**Input data**
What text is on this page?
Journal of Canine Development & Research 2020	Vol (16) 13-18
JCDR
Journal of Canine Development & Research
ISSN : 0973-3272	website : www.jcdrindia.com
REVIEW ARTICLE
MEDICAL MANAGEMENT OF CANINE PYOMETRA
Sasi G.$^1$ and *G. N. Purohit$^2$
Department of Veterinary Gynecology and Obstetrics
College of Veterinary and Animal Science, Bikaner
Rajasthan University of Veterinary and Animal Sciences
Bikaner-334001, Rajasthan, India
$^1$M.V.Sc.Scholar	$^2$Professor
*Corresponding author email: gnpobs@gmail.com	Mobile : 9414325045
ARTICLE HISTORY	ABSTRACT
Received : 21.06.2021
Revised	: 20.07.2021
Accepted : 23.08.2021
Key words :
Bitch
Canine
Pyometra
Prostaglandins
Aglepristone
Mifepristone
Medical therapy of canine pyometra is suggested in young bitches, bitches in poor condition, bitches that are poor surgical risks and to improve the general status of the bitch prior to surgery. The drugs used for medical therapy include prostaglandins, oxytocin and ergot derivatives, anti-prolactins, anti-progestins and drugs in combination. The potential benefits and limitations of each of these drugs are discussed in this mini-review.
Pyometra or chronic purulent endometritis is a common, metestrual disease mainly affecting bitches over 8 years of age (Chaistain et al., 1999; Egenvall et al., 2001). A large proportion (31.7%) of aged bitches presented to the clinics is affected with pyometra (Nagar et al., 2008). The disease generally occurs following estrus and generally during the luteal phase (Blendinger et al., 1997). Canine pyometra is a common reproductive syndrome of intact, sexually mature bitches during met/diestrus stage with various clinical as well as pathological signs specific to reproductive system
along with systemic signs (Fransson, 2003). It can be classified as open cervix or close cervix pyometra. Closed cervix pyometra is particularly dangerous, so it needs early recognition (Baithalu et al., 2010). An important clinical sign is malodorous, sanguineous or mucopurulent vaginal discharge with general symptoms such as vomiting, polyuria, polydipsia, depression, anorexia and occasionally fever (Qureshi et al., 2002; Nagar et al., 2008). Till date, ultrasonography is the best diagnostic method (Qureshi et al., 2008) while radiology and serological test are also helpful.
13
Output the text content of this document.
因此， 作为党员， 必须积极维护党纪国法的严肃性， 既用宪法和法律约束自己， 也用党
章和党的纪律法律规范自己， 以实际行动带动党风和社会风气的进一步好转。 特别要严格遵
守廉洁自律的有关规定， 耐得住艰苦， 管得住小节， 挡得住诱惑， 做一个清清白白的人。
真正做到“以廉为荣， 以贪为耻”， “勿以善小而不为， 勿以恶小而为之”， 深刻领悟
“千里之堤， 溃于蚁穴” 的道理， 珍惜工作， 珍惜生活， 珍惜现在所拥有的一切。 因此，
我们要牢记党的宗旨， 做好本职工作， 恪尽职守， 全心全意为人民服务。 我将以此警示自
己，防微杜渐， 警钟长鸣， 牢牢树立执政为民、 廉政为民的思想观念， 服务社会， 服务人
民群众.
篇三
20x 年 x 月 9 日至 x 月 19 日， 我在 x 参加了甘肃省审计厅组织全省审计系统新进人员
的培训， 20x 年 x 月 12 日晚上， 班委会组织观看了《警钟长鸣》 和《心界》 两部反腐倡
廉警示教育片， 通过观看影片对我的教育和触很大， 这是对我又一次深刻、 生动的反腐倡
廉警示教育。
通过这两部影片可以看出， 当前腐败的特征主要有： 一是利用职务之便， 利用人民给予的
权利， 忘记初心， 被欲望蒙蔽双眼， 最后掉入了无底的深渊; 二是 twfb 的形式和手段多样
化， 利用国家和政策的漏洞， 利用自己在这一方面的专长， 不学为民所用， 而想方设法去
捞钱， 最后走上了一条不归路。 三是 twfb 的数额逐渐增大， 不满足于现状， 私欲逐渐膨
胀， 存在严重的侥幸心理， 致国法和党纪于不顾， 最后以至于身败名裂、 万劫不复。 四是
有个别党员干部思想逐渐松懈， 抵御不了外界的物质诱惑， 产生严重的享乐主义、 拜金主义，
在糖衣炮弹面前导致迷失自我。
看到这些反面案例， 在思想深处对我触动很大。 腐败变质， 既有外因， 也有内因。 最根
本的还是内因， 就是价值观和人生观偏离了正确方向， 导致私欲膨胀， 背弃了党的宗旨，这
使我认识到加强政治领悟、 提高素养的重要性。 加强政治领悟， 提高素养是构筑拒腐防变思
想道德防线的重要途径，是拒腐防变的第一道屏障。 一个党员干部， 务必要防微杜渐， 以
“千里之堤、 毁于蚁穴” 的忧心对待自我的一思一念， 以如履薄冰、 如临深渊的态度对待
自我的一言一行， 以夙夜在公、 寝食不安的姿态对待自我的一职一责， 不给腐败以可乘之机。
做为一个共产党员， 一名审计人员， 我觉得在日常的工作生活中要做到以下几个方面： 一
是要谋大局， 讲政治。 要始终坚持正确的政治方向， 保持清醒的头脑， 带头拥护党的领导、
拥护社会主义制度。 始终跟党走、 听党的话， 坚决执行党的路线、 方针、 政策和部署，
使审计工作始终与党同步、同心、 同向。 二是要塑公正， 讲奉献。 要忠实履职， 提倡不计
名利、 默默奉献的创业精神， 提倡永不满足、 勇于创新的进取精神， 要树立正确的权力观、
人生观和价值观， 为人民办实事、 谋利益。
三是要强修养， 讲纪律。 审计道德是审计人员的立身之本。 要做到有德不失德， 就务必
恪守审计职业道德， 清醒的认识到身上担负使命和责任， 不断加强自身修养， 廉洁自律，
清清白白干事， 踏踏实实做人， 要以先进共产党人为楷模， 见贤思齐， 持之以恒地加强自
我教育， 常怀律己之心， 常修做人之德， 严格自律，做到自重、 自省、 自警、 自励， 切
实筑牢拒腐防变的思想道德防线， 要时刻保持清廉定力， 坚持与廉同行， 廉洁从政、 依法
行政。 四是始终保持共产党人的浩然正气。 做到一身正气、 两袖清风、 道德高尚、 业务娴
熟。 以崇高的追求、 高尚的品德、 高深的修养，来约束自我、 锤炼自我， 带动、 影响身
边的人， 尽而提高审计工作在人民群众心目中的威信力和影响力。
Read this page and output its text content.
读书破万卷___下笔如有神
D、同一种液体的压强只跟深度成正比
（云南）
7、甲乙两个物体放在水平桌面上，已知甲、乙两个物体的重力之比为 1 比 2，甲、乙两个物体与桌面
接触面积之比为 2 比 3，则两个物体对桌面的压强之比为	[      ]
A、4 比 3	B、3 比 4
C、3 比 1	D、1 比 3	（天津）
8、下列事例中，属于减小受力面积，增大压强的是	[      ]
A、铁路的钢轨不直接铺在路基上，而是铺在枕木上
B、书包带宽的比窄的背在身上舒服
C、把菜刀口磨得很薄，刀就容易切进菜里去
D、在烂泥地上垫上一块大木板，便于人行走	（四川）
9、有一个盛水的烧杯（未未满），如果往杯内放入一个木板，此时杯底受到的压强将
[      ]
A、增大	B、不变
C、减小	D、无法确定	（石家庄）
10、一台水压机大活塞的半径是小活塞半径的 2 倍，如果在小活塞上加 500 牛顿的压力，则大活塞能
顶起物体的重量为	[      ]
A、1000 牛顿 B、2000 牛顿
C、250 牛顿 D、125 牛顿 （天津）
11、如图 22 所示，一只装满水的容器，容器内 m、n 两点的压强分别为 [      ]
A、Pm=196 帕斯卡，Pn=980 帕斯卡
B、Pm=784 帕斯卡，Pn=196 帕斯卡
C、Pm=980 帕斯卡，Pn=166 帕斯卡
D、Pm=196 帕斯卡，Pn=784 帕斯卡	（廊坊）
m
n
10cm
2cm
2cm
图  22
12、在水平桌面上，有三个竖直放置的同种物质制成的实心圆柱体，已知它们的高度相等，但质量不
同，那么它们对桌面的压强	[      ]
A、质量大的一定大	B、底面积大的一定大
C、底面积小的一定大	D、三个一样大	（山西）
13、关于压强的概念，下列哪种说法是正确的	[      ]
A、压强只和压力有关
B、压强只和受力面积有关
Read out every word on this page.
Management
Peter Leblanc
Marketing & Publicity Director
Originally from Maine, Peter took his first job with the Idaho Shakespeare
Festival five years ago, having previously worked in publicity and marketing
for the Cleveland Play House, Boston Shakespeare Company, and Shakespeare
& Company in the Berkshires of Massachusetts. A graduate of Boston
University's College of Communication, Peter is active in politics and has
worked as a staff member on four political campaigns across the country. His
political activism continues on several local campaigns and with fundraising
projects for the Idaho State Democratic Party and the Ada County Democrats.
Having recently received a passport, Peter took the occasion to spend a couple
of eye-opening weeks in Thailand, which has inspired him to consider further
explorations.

**Problem details**
From the line that contains "Read out every word on this page." down to the last line of the listing above, repeat each line exactly, and include nothing else.

**Answer to this task**
Read out every word on this page.
Management
Peter Leblanc
Marketing & Publicity Director
Originally from Maine, Peter took his first job with the Idaho Shakespeare
Festival five years ago, having previously worked in publicity and marketing
for the Cleveland Play House, Boston Shakespeare Company, and Shakespeare
& Company in the Berkshires of Massachusetts. A graduate of Boston
University's College of Communication, Peter is active in politics and has
worked as a staff member on four political campaigns across the country. His
political activism continues on several local campaigns and with fundraising
projects for the Idaho State Democratic Party and the Ada County Democrats.
Having recently received a passport, Peter took the occasion to spend a couple
of eye-opening weeks in Thailand, which has inspired him to consider further
explorations.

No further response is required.